====== TEXT PASSAGE

Understanding Cyclic Redundancy Code algorithm for beginners

Asked 3/6, 2020 at 8:13 Answered 15/6, 2020 at 21:9

at section 5.5 of the PNG Specification, it discusses this concept in the PNG file format called "CRC" or "Cyclic Redundancy Code". I've never heard of it before, so I'm trying to understand it.

The CRC polynomial employed is

x³² + x²⁶ + x²³ + x²² + x¹⁶ + x¹² + x¹¹ + x¹⁰ + x⁸ + x⁷ + x⁵ + x⁴ + x² + x + 1

In PNG, the 32-bit CRC is initialized to all 1's, and then the data from each byte is processed from the least significant bit (1) to the most significant bit (128). After all the data bytes are processed, the CRC is inverted (its ones complement is taken). This value is transmitted (stored in the datastream) MSB first. For the purpose of separating into bytes and ordering, the least significant bit of the 32-bit CRC is defined to be the coefficient of the x31 term.

So let me tell you what I understand and what I don't understand about this.

I've heard of polynomials, but in this context I'm a bit confused of how they are implemented here.

In this case, what is "x" supposed to represent? The current bit in the 32-bit looP? Which brings us to the next part:

so it says to make an empty 32-bit number (or rather, all set to 1s, so 32 1s), then it says it's "processed from the least significant bit (1) to the most significant bit (128)", but the question is, the "least...most..significant bit" of what?

Of the other data in the chunk?

How does that work, if the chunk is set in bytes, and this is only 32 bits? What if there are more than 32 bits in the chunk data (which there definitely are?)

Does it mean "least..most..significant bit" of the "polynomial"?

But what does the polynomial represent exactly? What is x^32?

What is x represented by?

Any help with the above questions, and perhaps a simple example with the example IDATA chunk (AKA calculating the CRC chunk for it with basic explanations) would be great:

0 0 2 3 IDAT 0 1 0 1 0 1 0 1 0 1 0 C

where the last byte "C" should be replaced with that 32-bit CRC thing it was talking about.

Can someone provide me with a practical example?

Champion answered 3/6, 2020 at 8:13 Comment(11)

============

WHAT TO DO:
(a) From the CRC forum thread, write out everything from "so it says to" down to "What is x^32?".
(b) Answer these from the CRC forum thread:
(i) Which section of the PNG Specification discusses CRC?
(ii) What value is the 32-bit CRC initialized to in PNG?
(iii) In what order is the final CRC value transmitted?
(c) List every term of the CRC polynomial in the CRC forum thread whose exponent is greater than 20.

====== MATERIAL SHOWN

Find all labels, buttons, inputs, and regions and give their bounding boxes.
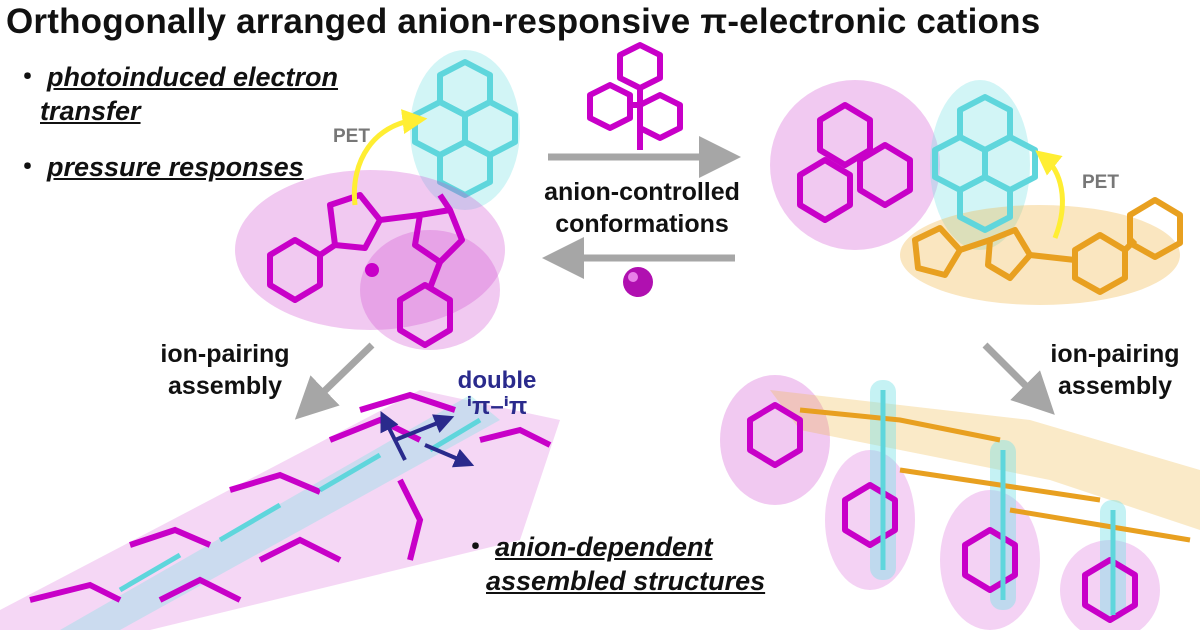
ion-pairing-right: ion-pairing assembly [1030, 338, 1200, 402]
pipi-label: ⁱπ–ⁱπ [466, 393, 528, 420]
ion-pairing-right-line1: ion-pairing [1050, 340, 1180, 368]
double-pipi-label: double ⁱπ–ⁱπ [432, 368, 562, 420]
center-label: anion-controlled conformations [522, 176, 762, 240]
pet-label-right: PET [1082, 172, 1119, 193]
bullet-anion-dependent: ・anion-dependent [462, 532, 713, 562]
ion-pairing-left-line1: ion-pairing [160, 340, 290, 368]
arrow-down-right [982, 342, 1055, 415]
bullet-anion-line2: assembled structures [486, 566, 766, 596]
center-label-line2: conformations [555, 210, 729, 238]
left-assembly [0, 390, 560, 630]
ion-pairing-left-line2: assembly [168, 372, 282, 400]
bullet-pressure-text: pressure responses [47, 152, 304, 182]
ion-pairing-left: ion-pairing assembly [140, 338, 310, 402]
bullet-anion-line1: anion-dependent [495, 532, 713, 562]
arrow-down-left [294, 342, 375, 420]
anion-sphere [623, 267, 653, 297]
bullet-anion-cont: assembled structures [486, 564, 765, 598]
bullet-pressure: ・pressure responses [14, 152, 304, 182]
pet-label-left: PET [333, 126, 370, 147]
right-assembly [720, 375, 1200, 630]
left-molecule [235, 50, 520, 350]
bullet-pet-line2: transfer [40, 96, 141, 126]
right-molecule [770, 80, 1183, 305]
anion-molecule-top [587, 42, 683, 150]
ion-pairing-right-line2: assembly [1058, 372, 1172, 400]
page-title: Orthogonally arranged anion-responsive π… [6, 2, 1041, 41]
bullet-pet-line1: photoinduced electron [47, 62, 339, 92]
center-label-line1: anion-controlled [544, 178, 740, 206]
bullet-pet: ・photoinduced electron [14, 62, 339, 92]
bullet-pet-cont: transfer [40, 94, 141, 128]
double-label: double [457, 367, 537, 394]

============

SOLUTIONS FOR EACH TASK:
(a)
so it says to make an empty 32-bit number (or rather, all set to 1s, so 32 1s), then it says it's "processed from the least significant bit (1) to the most significant bit (128)", but the question is, the "least...most..significant bit" of what?

Of the other data in the chunk?

How does that work, if the chunk is set in bytes, and this is only 32 bits? What if there are more than 32 bits in the chunk data (which there definitely are?)

Does it mean "least..most..significant bit" of the "polynomial"?

But what does the polynomial represent exactly? What is x^32?

(b)
(i) Section 5.5
(ii) All 1's
(iii) MSB first

(c) x³², x²⁶, x²³, x²²